### INSTRUCTIONS FOR THE TASK
Transcribe the records in full, keeping every character as it is.
*****
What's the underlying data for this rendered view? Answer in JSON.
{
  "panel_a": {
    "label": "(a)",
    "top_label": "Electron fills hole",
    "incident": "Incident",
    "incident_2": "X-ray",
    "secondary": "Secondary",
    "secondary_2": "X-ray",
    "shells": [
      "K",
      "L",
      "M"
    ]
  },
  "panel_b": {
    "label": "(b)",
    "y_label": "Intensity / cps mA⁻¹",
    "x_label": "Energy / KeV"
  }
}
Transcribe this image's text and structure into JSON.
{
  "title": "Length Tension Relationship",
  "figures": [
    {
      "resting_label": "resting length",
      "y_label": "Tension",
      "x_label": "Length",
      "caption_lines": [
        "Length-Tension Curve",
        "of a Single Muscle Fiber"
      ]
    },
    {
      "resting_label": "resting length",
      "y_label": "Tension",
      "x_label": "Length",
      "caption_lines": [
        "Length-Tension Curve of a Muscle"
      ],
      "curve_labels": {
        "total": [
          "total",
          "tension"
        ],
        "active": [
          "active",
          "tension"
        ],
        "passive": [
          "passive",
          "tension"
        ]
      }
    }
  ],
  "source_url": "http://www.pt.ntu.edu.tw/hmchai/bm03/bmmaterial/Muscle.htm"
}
*****
### WRITTEN RESPONSE
What's the underlying data for this rendered view? Answer in JSON.
{
  "panel_a": {
    "label": "(a)",
    "top_label": "Electron fills hole",
    "incident": "Incident",
    "incident_2": "X-ray",
    "secondary": "Secondary",
    "secondary_2": "X-ray",
    "shells": [
      "K",
      "L",
      "M"
    ]
  },
  "panel_b": {
    "label": "(b)",
    "y_label": "Intensity / cps mA⁻¹",
    "x_label": "Energy / KeV"
  }
}
Transcribe this image's text and structure into JSON.
{
  "title": "Length Tension Relationship",
  "figures": [
    {
      "resting_label": "resting length",
      "y_label": "Tension",
      "x_label": "Length",
      "caption_lines": [
        "Length-Tension Curve",
        "of a Single Muscle Fiber"
      ]
    },
    {
      "resting_label": "resting length",
      "y_label": "Tension",
      "x_label": "Length",
      "caption_lines": [
        "Length-Tension Curve of a Muscle"
      ],
      "curve_labels": {
        "total": [
          "total",
          "tension"
        ],
        "active": [
          "active",
          "tension"
        ],
        "passive": [
          "passive",
          "tension"
        ]
      }
    }
  ],
  "source_url": "http://www.pt.ntu.edu.tw/hmchai/bm03/bmmaterial/Muscle.htm"
}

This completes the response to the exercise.